— Begin Records for the task —
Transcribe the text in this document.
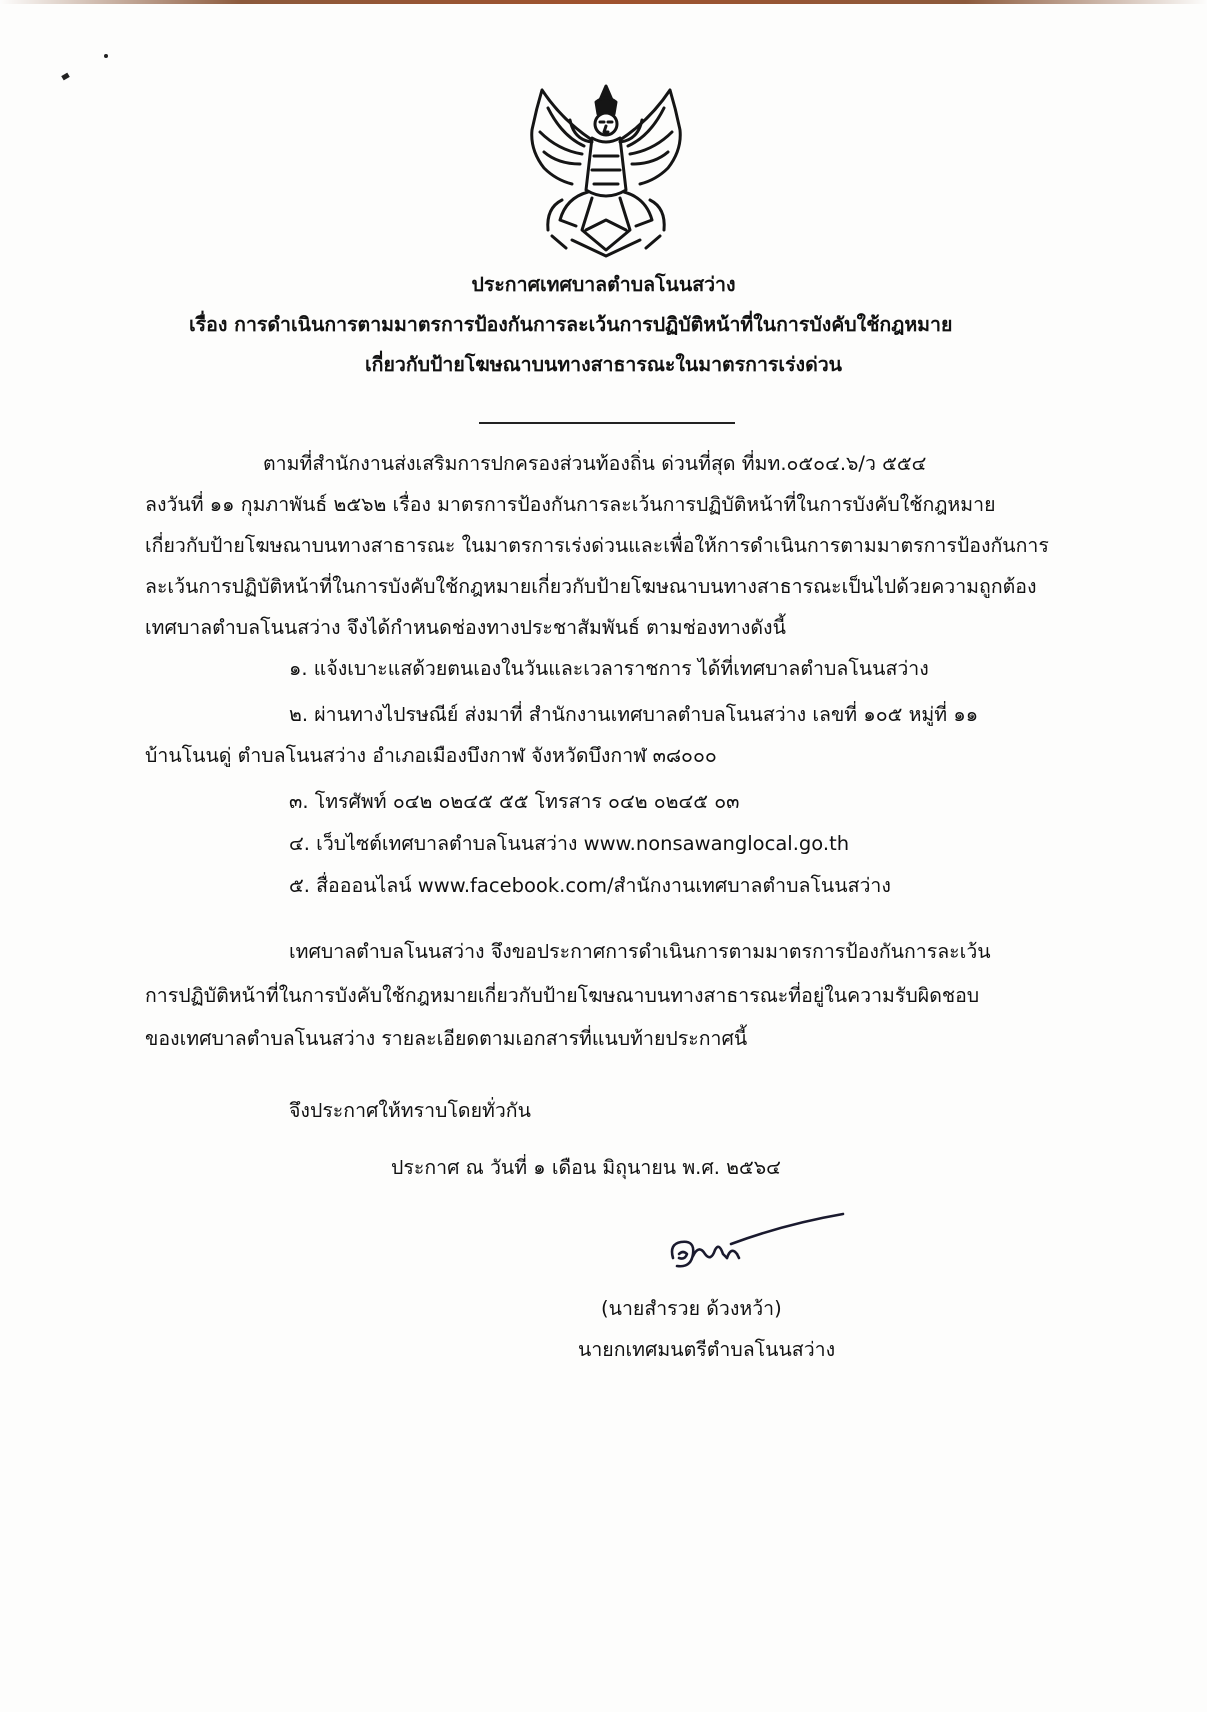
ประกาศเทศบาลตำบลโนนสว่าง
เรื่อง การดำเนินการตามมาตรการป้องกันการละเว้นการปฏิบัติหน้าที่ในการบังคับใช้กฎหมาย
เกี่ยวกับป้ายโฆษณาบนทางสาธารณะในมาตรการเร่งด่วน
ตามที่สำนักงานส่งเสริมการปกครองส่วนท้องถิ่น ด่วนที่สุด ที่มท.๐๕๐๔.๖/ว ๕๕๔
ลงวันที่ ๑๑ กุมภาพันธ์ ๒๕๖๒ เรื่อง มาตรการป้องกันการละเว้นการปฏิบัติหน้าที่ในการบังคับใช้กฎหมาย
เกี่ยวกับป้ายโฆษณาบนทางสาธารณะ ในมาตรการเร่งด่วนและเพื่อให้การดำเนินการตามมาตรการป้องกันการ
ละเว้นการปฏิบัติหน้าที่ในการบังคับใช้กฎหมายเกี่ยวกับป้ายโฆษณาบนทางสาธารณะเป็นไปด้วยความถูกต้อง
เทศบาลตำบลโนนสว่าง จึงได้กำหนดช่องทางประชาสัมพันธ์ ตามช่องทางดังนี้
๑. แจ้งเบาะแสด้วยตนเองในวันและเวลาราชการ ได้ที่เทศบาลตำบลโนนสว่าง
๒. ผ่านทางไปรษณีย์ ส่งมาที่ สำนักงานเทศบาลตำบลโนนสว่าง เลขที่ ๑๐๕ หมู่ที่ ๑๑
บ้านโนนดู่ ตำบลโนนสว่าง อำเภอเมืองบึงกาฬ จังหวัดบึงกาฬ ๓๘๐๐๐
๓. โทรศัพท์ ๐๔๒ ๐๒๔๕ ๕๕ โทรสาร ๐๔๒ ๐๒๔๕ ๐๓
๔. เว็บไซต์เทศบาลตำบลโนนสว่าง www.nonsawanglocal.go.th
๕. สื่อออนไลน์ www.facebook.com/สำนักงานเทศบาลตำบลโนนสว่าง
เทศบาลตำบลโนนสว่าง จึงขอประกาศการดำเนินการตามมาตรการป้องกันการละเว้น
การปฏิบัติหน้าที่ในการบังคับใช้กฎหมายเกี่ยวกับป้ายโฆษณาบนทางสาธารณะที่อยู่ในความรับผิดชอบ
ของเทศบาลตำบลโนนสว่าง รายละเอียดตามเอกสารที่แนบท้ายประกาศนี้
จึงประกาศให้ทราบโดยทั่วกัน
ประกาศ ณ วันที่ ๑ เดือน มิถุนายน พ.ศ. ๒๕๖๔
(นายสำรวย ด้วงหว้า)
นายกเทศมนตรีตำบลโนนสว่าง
— End Records for the task —
_Task prompt:_ Can you restate all the records above word for word while dropping the pictures?

_The output:_
Transcribe the text in this document.
ประกาศเทศบาลตำบลโนนสว่าง
เรื่อง การดำเนินการตามมาตรการป้องกันการละเว้นการปฏิบัติหน้าที่ในการบังคับใช้กฎหมาย
เกี่ยวกับป้ายโฆษณาบนทางสาธารณะในมาตรการเร่งด่วน
ตามที่สำนักงานส่งเสริมการปกครองส่วนท้องถิ่น ด่วนที่สุด ที่มท.๐๕๐๔.๖/ว ๕๕๔
ลงวันที่ ๑๑ กุมภาพันธ์ ๒๕๖๒ เรื่อง มาตรการป้องกันการละเว้นการปฏิบัติหน้าที่ในการบังคับใช้กฎหมาย
เกี่ยวกับป้ายโฆษณาบนทางสาธารณะ ในมาตรการเร่งด่วนและเพื่อให้การดำเนินการตามมาตรการป้องกันการ
ละเว้นการปฏิบัติหน้าที่ในการบังคับใช้กฎหมายเกี่ยวกับป้ายโฆษณาบนทางสาธารณะเป็นไปด้วยความถูกต้อง
เทศบาลตำบลโนนสว่าง จึงได้กำหนดช่องทางประชาสัมพันธ์ ตามช่องทางดังนี้
๑. แจ้งเบาะแสด้วยตนเองในวันและเวลาราชการ ได้ที่เทศบาลตำบลโนนสว่าง
๒. ผ่านทางไปรษณีย์ ส่งมาที่ สำนักงานเทศบาลตำบลโนนสว่าง เลขที่ ๑๐๕ หมู่ที่ ๑๑
บ้านโนนดู่ ตำบลโนนสว่าง อำเภอเมืองบึงกาฬ จังหวัดบึงกาฬ ๓๘๐๐๐
๓. โทรศัพท์ ๐๔๒ ๐๒๔๕ ๕๕ โทรสาร ๐๔๒ ๐๒๔๕ ๐๓
๔. เว็บไซต์เทศบาลตำบลโนนสว่าง www.nonsawanglocal.go.th
๕. สื่อออนไลน์ www.facebook.com/สำนักงานเทศบาลตำบลโนนสว่าง
เทศบาลตำบลโนนสว่าง จึงขอประกาศการดำเนินการตามมาตรการป้องกันการละเว้น
การปฏิบัติหน้าที่ในการบังคับใช้กฎหมายเกี่ยวกับป้ายโฆษณาบนทางสาธารณะที่อยู่ในความรับผิดชอบ
ของเทศบาลตำบลโนนสว่าง รายละเอียดตามเอกสารที่แนบท้ายประกาศนี้
จึงประกาศให้ทราบโดยทั่วกัน
ประกาศ ณ วันที่ ๑ เดือน มิถุนายน พ.ศ. ๒๕๖๔
(นายสำรวย ด้วงหว้า)
นายกเทศมนตรีตำบลโนนสว่าง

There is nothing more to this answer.